> Short exercise:
Everything in the data should be repeated exactly, save for the images.

> Supplied records:
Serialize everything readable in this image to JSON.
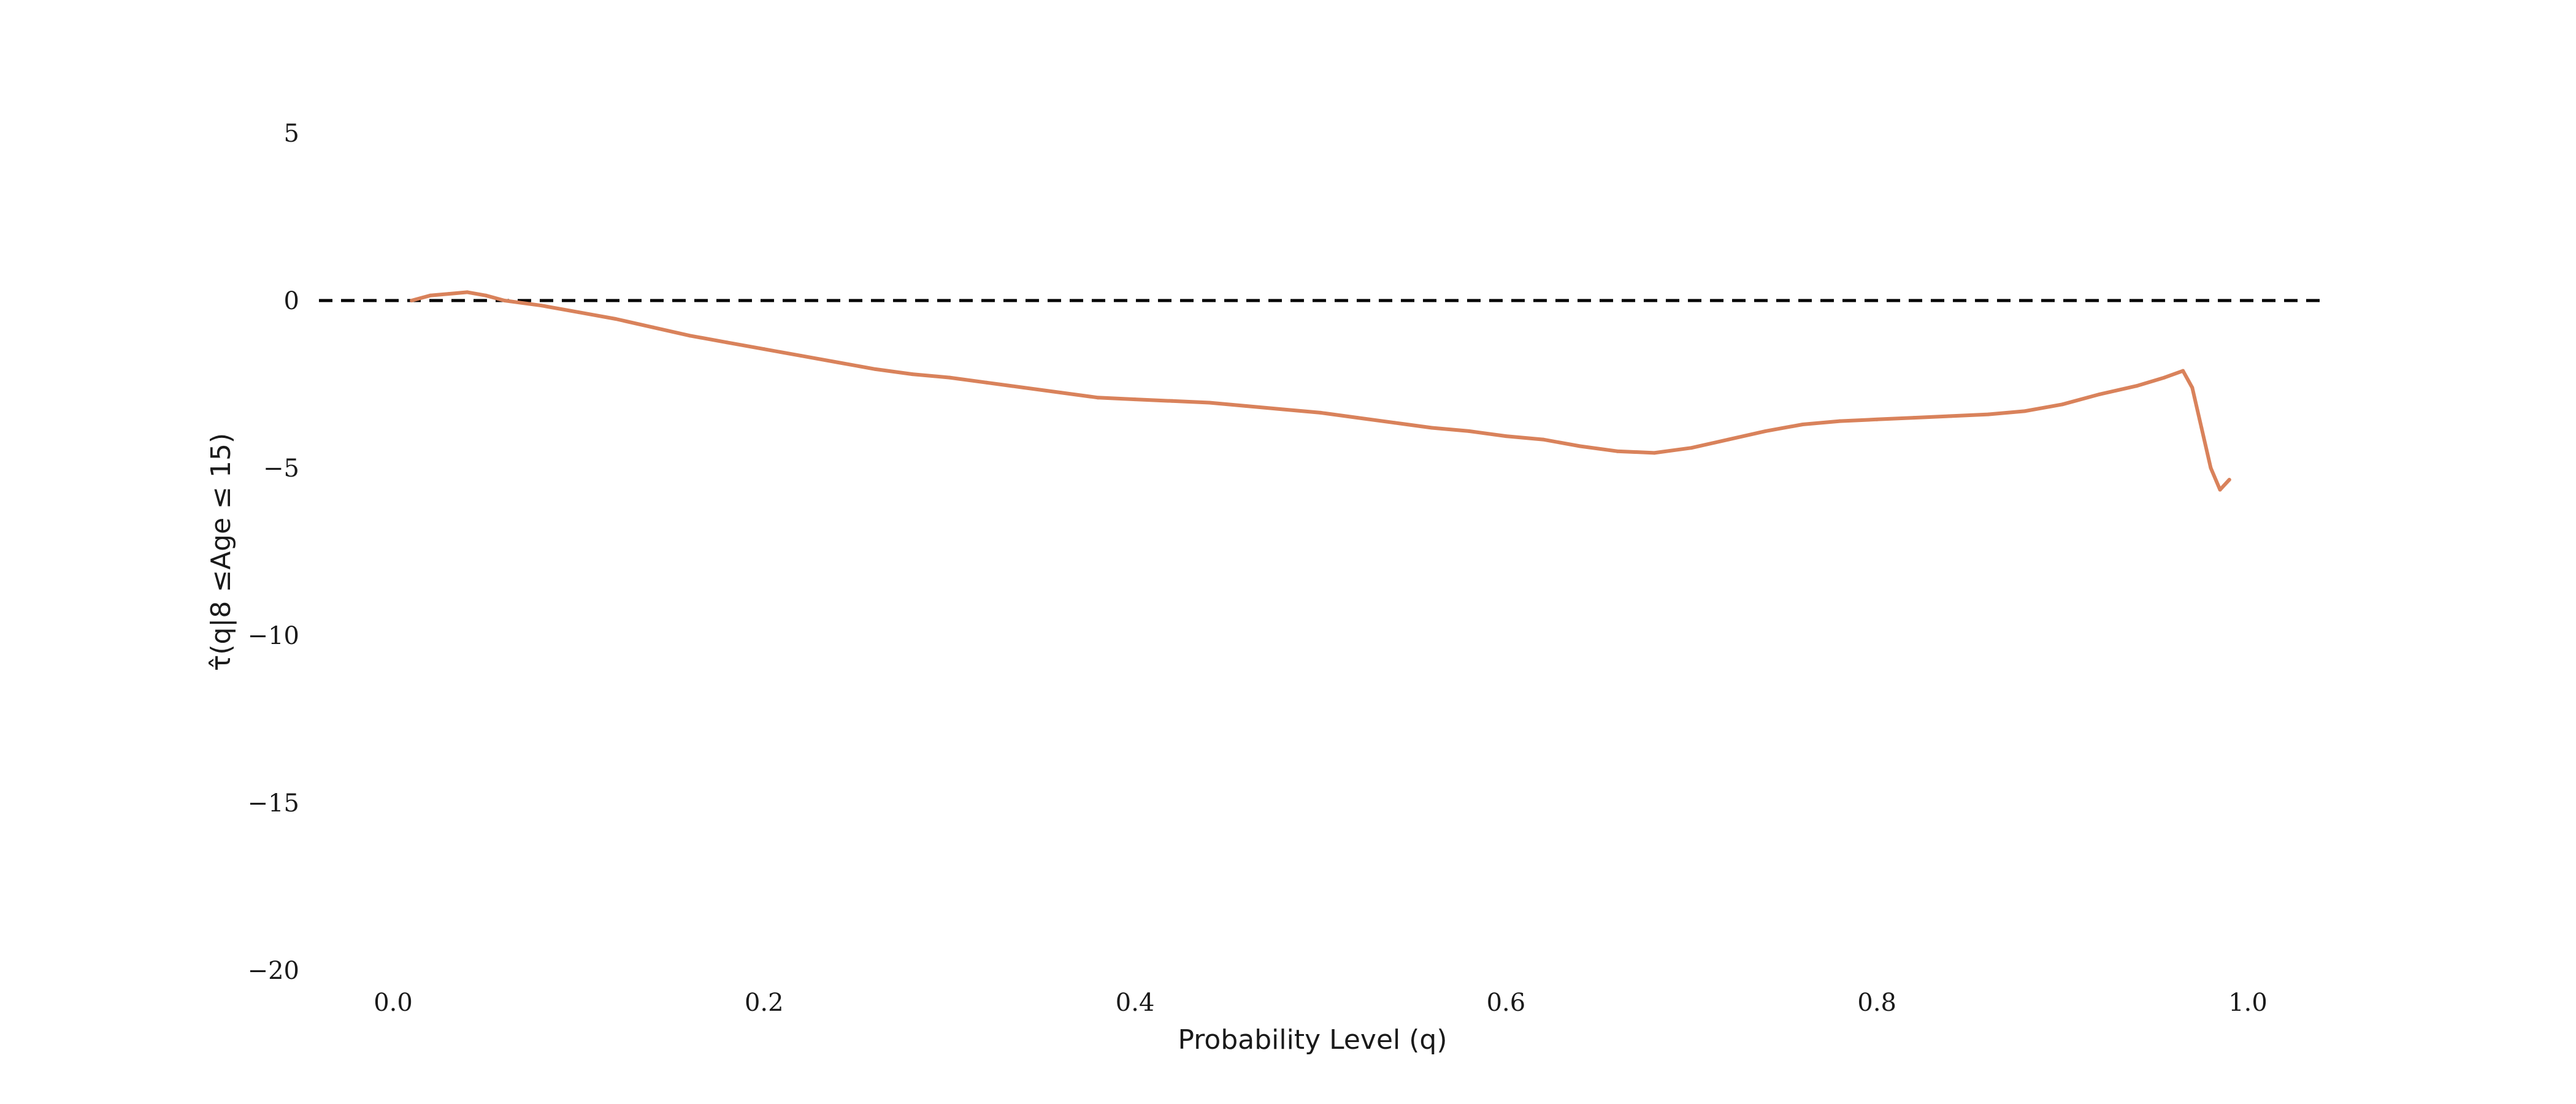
{
  "chart_data": {
    "type": "line",
    "title": "",
    "xlabel": "Probability Level (q)",
    "ylabel": "τ̂(q|8 ≤Age ≤ 15)",
    "xlim": [
      -0.05,
      1.04
    ],
    "ylim": [
      -20,
      7.5
    ],
    "xticks": [
      0.0,
      0.2,
      0.4,
      0.6,
      0.8,
      1.0
    ],
    "xtick_labels": [
      "0.0",
      "0.2",
      "0.4",
      "0.6",
      "0.8",
      "1.0"
    ],
    "yticks": [
      5,
      0,
      -5,
      -10,
      -15,
      -20
    ],
    "ytick_labels": [
      "5",
      "0",
      "−5",
      "−10",
      "−15",
      "−20"
    ],
    "grid": false,
    "reference_line": {
      "y": 0,
      "x_range": [
        -0.04,
        1.04
      ],
      "style": "dashed",
      "color": "#000000"
    },
    "series": [
      {
        "color": "#d9825b",
        "x": [
          0.01,
          0.02,
          0.03,
          0.04,
          0.05,
          0.06,
          0.08,
          0.1,
          0.12,
          0.14,
          0.16,
          0.18,
          0.2,
          0.22,
          0.24,
          0.26,
          0.28,
          0.3,
          0.32,
          0.34,
          0.36,
          0.38,
          0.4,
          0.42,
          0.44,
          0.46,
          0.48,
          0.5,
          0.52,
          0.54,
          0.56,
          0.58,
          0.6,
          0.62,
          0.64,
          0.66,
          0.68,
          0.7,
          0.72,
          0.74,
          0.76,
          0.78,
          0.8,
          0.82,
          0.84,
          0.86,
          0.88,
          0.9,
          0.92,
          0.94,
          0.955,
          0.965,
          0.97,
          0.975,
          0.98,
          0.985,
          0.99
        ],
        "y": [
          0.0,
          0.15,
          0.2,
          0.25,
          0.15,
          0.0,
          -0.15,
          -0.35,
          -0.55,
          -0.8,
          -1.05,
          -1.25,
          -1.45,
          -1.65,
          -1.85,
          -2.05,
          -2.2,
          -2.3,
          -2.45,
          -2.6,
          -2.75,
          -2.9,
          -2.95,
          -3.0,
          -3.05,
          -3.15,
          -3.25,
          -3.35,
          -3.5,
          -3.65,
          -3.8,
          -3.9,
          -4.05,
          -4.15,
          -4.35,
          -4.5,
          -4.55,
          -4.4,
          -4.15,
          -3.9,
          -3.7,
          -3.6,
          -3.55,
          -3.5,
          -3.45,
          -3.4,
          -3.3,
          -3.1,
          -2.8,
          -2.55,
          -2.3,
          -2.1,
          -2.6,
          -3.8,
          -5.0,
          -5.65,
          -5.35
        ]
      }
    ]
  }
}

> Exercise output:
Serialize everything readable in this image to JSON.
{
  "chart_data": {
    "type": "line",
    "title": "",
    "xlabel": "Probability Level (q)",
    "ylabel": "τ̂(q|8 ≤Age ≤ 15)",
    "xlim": [
      -0.05,
      1.04
    ],
    "ylim": [
      -20,
      7.5
    ],
    "xticks": [
      0.0,
      0.2,
      0.4,
      0.6,
      0.8,
      1.0
    ],
    "xtick_labels": [
      "0.0",
      "0.2",
      "0.4",
      "0.6",
      "0.8",
      "1.0"
    ],
    "yticks": [
      5,
      0,
      -5,
      -10,
      -15,
      -20
    ],
    "ytick_labels": [
      "5",
      "0",
      "−5",
      "−10",
      "−15",
      "−20"
    ],
    "grid": false,
    "reference_line": {
      "y": 0,
      "x_range": [
        -0.04,
        1.04
      ],
      "style": "dashed",
      "color": "#000000"
    },
    "series": [
      {
        "color": "#d9825b",
        "x": [
          0.01,
          0.02,
          0.03,
          0.04,
          0.05,
          0.06,
          0.08,
          0.1,
          0.12,
          0.14,
          0.16,
          0.18,
          0.2,
          0.22,
          0.24,
          0.26,
          0.28,
          0.3,
          0.32,
          0.34,
          0.36,
          0.38,
          0.4,
          0.42,
          0.44,
          0.46,
          0.48,
          0.5,
          0.52,
          0.54,
          0.56,
          0.58,
          0.6,
          0.62,
          0.64,
          0.66,
          0.68,
          0.7,
          0.72,
          0.74,
          0.76,
          0.78,
          0.8,
          0.82,
          0.84,
          0.86,
          0.88,
          0.9,
          0.92,
          0.94,
          0.955,
          0.965,
          0.97,
          0.975,
          0.98,
          0.985,
          0.99
        ],
        "y": [
          0.0,
          0.15,
          0.2,
          0.25,
          0.15,
          0.0,
          -0.15,
          -0.35,
          -0.55,
          -0.8,
          -1.05,
          -1.25,
          -1.45,
          -1.65,
          -1.85,
          -2.05,
          -2.2,
          -2.3,
          -2.45,
          -2.6,
          -2.75,
          -2.9,
          -2.95,
          -3.0,
          -3.05,
          -3.15,
          -3.25,
          -3.35,
          -3.5,
          -3.65,
          -3.8,
          -3.9,
          -4.05,
          -4.15,
          -4.35,
          -4.5,
          -4.55,
          -4.4,
          -4.15,
          -3.9,
          -3.7,
          -3.6,
          -3.55,
          -3.5,
          -3.45,
          -3.4,
          -3.3,
          -3.1,
          -2.8,
          -2.55,
          -2.3,
          -2.1,
          -2.6,
          -3.8,
          -5.0,
          -5.65,
          -5.35
        ]
      }
    ]
  }
}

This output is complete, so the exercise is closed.